▶ _Exercise task_:
Repeat every line of the material, character for character.

▶ _Supplied records_:
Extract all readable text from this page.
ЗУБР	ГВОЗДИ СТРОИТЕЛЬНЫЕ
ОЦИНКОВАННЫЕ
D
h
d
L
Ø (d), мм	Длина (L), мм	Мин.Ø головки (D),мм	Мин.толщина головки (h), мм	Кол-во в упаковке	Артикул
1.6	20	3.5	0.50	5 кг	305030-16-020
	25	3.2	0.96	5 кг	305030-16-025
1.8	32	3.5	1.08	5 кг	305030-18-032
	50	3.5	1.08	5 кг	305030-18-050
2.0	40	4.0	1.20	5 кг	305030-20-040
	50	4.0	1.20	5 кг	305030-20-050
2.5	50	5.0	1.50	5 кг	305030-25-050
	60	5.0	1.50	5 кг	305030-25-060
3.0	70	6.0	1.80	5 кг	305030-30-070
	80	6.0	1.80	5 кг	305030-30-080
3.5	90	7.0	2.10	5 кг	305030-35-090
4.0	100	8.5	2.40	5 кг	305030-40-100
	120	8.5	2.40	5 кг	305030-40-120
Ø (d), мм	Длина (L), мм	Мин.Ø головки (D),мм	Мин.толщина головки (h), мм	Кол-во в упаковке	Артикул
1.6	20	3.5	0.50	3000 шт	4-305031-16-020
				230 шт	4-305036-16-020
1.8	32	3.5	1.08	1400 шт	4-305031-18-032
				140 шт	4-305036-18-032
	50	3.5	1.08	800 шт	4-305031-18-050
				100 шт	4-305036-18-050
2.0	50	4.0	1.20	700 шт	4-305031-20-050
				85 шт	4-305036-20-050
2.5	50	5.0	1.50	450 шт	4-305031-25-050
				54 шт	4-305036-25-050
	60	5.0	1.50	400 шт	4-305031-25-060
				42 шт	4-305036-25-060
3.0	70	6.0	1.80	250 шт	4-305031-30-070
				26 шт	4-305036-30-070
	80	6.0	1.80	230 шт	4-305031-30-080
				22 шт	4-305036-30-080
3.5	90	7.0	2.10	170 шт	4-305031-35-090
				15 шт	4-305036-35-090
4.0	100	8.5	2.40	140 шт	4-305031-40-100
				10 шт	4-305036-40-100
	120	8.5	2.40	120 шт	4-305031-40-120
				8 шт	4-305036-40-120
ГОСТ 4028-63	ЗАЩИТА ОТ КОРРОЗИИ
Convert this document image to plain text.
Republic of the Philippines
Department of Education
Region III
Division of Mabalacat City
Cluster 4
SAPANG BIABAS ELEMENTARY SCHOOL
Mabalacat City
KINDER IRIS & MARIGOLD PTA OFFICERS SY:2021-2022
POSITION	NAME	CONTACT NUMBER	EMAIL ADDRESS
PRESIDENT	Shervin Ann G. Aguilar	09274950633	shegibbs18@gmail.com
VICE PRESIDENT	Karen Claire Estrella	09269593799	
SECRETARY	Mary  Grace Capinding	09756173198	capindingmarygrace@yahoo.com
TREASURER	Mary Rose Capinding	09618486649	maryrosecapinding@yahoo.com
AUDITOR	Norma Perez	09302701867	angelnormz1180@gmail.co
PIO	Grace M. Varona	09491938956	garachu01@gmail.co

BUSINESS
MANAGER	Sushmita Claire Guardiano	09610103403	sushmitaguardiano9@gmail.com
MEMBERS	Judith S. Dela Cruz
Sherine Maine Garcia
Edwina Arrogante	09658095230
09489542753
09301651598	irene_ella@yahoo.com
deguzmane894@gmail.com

▶ _The reply_:
Extract all readable text from this page.
ЗУБР	ГВОЗДИ СТРОИТЕЛЬНЫЕ
ОЦИНКОВАННЫЕ
D
h
d
L
Ø (d), мм	Длина (L), мм	Мин.Ø головки (D),мм	Мин.толщина головки (h), мм	Кол-во в упаковке	Артикул
1.6	20	3.5	0.50	5 кг	305030-16-020
	25	3.2	0.96	5 кг	305030-16-025
1.8	32	3.5	1.08	5 кг	305030-18-032
	50	3.5	1.08	5 кг	305030-18-050
2.0	40	4.0	1.20	5 кг	305030-20-040
	50	4.0	1.20	5 кг	305030-20-050
2.5	50	5.0	1.50	5 кг	305030-25-050
	60	5.0	1.50	5 кг	305030-25-060
3.0	70	6.0	1.80	5 кг	305030-30-070
	80	6.0	1.80	5 кг	305030-30-080
3.5	90	7.0	2.10	5 кг	305030-35-090
4.0	100	8.5	2.40	5 кг	305030-40-100
	120	8.5	2.40	5 кг	305030-40-120
Ø (d), мм	Длина (L), мм	Мин.Ø головки (D),мм	Мин.толщина головки (h), мм	Кол-во в упаковке	Артикул
1.6	20	3.5	0.50	3000 шт	4-305031-16-020
				230 шт	4-305036-16-020
1.8	32	3.5	1.08	1400 шт	4-305031-18-032
				140 шт	4-305036-18-032
	50	3.5	1.08	800 шт	4-305031-18-050
				100 шт	4-305036-18-050
2.0	50	4.0	1.20	700 шт	4-305031-20-050
				85 шт	4-305036-20-050
2.5	50	5.0	1.50	450 шт	4-305031-25-050
				54 шт	4-305036-25-050
	60	5.0	1.50	400 шт	4-305031-25-060
				42 шт	4-305036-25-060
3.0	70	6.0	1.80	250 шт	4-305031-30-070
				26 шт	4-305036-30-070
	80	6.0	1.80	230 шт	4-305031-30-080
				22 шт	4-305036-30-080
3.5	90	7.0	2.10	170 шт	4-305031-35-090
				15 шт	4-305036-35-090
4.0	100	8.5	2.40	140 шт	4-305031-40-100
				10 шт	4-305036-40-100
	120	8.5	2.40	120 шт	4-305031-40-120
				8 шт	4-305036-40-120
ГОСТ 4028-63	ЗАЩИТА ОТ КОРРОЗИИ
Convert this document image to plain text.
Republic of the Philippines
Department of Education
Region III
Division of Mabalacat City
Cluster 4
SAPANG BIABAS ELEMENTARY SCHOOL
Mabalacat City
KINDER IRIS & MARIGOLD PTA OFFICERS SY:2021-2022
POSITION	NAME	CONTACT NUMBER	EMAIL ADDRESS
PRESIDENT	Shervin Ann G. Aguilar	09274950633	shegibbs18@gmail.com
VICE PRESIDENT	Karen Claire Estrella	09269593799	
SECRETARY	Mary  Grace Capinding	09756173198	capindingmarygrace@yahoo.com
TREASURER	Mary Rose Capinding	09618486649	maryrosecapinding@yahoo.com
AUDITOR	Norma Perez	09302701867	angelnormz1180@gmail.co
PIO	Grace M. Varona	09491938956	garachu01@gmail.co

BUSINESS
MANAGER	Sushmita Claire Guardiano	09610103403	sushmitaguardiano9@gmail.com
MEMBERS	Judith S. Dela Cruz
Sherine Maine Garcia
Edwina Arrogante	09658095230
09489542753
09301651598	irene_ella@yahoo.com
deguzmane894@gmail.com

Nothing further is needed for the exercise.